⟨

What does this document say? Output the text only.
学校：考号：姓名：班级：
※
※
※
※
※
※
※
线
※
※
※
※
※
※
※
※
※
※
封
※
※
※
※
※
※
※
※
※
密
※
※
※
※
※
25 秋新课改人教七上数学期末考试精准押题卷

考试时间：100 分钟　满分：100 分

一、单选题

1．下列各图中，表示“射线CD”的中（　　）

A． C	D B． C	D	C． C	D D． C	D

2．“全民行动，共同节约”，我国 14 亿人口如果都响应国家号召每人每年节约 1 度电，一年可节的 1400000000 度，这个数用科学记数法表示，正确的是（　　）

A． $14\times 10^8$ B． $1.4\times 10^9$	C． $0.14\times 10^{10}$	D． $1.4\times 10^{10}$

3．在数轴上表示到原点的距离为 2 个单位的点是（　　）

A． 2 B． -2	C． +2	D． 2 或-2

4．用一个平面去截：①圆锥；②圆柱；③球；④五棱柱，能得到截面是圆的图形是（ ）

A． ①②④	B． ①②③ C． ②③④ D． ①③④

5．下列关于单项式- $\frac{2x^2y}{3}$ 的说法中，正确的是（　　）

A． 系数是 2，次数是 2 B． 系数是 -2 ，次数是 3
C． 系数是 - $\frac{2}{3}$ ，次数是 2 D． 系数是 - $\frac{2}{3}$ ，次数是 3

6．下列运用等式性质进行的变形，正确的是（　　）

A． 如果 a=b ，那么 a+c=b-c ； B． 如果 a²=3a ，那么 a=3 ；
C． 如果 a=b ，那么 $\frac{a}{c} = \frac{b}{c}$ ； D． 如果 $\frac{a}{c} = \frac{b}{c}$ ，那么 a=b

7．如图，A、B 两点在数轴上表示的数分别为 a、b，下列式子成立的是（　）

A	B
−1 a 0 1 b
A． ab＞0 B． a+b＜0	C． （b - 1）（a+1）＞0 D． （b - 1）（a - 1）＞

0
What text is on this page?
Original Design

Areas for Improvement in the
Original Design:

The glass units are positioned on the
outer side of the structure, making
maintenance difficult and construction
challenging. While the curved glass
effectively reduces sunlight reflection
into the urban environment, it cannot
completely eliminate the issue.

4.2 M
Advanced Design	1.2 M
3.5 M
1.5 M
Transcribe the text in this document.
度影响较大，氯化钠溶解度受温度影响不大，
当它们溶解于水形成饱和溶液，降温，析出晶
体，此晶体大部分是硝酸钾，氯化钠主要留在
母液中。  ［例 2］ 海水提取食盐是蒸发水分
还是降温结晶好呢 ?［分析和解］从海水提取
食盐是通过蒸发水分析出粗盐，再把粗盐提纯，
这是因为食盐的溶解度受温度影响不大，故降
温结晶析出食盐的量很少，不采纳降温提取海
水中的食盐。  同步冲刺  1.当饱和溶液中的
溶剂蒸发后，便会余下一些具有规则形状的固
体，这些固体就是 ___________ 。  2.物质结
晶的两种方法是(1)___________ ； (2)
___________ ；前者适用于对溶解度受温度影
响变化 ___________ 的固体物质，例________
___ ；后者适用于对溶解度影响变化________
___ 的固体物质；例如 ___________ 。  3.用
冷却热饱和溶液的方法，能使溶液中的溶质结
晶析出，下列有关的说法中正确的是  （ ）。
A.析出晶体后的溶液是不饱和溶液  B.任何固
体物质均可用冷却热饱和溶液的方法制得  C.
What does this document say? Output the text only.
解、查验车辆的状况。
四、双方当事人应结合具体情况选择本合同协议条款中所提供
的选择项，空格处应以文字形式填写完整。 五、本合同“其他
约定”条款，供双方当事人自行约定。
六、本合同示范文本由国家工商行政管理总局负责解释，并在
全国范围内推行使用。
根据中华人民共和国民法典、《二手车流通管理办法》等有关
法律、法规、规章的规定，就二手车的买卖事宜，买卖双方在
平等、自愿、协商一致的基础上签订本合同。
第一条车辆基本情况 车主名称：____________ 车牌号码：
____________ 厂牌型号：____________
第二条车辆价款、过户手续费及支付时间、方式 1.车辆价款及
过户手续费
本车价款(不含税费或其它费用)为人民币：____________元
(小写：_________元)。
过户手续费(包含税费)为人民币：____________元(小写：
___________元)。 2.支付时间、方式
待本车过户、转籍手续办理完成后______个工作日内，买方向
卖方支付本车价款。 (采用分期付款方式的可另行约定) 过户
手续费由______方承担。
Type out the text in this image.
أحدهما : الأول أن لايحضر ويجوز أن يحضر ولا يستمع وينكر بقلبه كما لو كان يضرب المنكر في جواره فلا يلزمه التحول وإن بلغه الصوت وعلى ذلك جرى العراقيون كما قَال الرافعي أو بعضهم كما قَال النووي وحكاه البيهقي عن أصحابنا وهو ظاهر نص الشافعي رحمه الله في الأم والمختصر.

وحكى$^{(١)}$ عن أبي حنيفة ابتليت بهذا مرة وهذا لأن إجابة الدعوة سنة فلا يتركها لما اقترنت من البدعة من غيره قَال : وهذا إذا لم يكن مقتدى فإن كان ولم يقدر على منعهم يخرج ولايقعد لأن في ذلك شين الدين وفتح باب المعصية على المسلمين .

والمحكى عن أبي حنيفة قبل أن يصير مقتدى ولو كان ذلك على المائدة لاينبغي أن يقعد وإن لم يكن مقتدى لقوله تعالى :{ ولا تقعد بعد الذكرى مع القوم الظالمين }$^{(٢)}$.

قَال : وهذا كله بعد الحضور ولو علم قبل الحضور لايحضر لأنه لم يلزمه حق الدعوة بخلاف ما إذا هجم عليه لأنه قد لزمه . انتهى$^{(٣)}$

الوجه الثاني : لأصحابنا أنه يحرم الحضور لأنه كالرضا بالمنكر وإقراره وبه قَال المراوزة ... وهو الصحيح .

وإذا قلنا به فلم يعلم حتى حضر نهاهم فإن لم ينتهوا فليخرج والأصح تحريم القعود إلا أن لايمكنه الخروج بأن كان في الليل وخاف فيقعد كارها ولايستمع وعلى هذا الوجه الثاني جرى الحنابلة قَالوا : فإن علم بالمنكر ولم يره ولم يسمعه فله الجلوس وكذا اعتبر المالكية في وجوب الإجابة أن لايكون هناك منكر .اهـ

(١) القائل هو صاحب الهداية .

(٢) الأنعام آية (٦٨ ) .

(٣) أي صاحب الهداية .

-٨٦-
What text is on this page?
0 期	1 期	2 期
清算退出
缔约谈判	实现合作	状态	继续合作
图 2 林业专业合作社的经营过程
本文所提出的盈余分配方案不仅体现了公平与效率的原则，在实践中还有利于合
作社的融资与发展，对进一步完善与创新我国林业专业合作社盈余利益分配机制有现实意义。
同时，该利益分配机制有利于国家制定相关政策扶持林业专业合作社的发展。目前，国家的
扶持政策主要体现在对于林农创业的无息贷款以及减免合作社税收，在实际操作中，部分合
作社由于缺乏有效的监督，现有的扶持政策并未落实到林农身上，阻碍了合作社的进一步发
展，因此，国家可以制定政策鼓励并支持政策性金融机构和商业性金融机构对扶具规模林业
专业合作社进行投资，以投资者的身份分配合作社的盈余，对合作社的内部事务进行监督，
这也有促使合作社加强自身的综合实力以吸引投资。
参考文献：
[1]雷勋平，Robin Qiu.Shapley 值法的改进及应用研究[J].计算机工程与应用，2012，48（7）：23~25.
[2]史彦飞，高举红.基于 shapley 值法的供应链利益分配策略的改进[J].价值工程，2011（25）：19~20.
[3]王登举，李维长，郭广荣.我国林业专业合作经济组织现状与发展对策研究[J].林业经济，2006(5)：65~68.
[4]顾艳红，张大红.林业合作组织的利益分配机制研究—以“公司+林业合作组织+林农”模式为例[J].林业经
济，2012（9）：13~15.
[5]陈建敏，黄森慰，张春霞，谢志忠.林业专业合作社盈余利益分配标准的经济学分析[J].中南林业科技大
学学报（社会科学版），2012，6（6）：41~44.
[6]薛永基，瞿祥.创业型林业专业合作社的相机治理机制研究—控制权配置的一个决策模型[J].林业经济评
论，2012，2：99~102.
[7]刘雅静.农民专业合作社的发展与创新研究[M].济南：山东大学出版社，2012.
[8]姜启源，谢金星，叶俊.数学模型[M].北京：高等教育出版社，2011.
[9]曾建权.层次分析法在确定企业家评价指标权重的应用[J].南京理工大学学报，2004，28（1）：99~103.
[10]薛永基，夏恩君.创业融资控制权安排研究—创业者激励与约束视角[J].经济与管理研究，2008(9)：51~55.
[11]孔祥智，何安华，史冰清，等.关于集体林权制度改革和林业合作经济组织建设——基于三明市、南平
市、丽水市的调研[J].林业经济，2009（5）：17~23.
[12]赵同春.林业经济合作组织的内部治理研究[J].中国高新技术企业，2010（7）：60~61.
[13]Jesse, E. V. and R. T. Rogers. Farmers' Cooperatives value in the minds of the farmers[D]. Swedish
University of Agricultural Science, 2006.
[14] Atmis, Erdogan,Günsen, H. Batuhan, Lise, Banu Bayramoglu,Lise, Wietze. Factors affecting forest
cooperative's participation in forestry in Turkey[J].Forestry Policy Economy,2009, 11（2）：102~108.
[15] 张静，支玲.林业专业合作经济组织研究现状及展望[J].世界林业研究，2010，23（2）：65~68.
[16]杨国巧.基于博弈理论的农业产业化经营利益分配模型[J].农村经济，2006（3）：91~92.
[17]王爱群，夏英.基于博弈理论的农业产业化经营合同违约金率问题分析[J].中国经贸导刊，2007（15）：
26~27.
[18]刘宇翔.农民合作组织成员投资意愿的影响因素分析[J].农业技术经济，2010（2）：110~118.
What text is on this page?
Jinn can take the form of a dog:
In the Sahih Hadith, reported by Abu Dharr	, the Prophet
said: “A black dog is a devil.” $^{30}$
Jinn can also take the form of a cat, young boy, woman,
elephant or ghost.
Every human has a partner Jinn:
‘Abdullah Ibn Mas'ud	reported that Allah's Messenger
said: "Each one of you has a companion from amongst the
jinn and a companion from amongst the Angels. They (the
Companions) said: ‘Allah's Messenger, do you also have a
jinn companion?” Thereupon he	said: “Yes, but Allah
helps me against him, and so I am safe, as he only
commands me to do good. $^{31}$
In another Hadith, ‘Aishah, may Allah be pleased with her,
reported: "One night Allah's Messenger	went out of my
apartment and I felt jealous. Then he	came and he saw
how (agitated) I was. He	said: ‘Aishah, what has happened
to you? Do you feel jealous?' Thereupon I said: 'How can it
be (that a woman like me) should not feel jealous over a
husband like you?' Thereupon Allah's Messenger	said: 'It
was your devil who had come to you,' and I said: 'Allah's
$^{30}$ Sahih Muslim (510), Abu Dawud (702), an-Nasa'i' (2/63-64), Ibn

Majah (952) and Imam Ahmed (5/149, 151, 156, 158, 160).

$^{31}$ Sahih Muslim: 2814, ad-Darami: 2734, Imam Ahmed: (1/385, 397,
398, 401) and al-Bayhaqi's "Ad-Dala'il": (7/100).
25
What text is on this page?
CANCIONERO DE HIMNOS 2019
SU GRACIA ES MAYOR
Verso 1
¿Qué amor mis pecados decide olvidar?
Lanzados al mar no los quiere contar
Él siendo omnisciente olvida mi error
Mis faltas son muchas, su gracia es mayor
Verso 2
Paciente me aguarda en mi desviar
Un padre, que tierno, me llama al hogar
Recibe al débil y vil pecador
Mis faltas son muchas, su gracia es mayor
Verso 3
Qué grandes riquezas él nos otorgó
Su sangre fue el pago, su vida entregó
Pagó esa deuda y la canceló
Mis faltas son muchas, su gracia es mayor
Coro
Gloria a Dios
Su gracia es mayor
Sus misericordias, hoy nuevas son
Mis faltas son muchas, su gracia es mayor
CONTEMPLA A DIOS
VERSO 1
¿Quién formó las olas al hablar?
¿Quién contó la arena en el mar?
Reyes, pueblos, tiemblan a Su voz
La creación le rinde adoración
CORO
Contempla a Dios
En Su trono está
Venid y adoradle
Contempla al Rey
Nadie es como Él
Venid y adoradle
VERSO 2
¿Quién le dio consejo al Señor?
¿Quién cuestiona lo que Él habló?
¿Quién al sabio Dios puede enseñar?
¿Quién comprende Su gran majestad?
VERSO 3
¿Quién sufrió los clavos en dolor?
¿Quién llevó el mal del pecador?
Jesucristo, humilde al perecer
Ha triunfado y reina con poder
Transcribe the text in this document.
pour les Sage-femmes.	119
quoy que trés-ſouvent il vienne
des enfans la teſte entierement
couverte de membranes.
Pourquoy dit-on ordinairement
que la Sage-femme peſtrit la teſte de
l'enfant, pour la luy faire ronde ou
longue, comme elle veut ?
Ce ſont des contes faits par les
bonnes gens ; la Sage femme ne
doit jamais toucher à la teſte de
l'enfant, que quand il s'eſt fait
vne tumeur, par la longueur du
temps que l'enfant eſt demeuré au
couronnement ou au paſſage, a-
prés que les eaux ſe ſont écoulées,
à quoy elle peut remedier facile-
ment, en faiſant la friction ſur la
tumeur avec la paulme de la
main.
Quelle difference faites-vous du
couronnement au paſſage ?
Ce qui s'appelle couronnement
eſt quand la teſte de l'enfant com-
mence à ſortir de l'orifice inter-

⟩

→ WHAT YOU WILL DO
Collect every line with the string "Sahih" from the records, and copy each.

→ THE REPLY
In the Sahih Hadith, reported by Abu Dharr	, the Prophet
$^{30}$ Sahih Muslim (510), Abu Dawud (702), an-Nasa'i' (2/63-64), Ibn
$^{31}$ Sahih Muslim: 2814, ad-Darami: 2734, Imam Ahmed: (1/385, 397,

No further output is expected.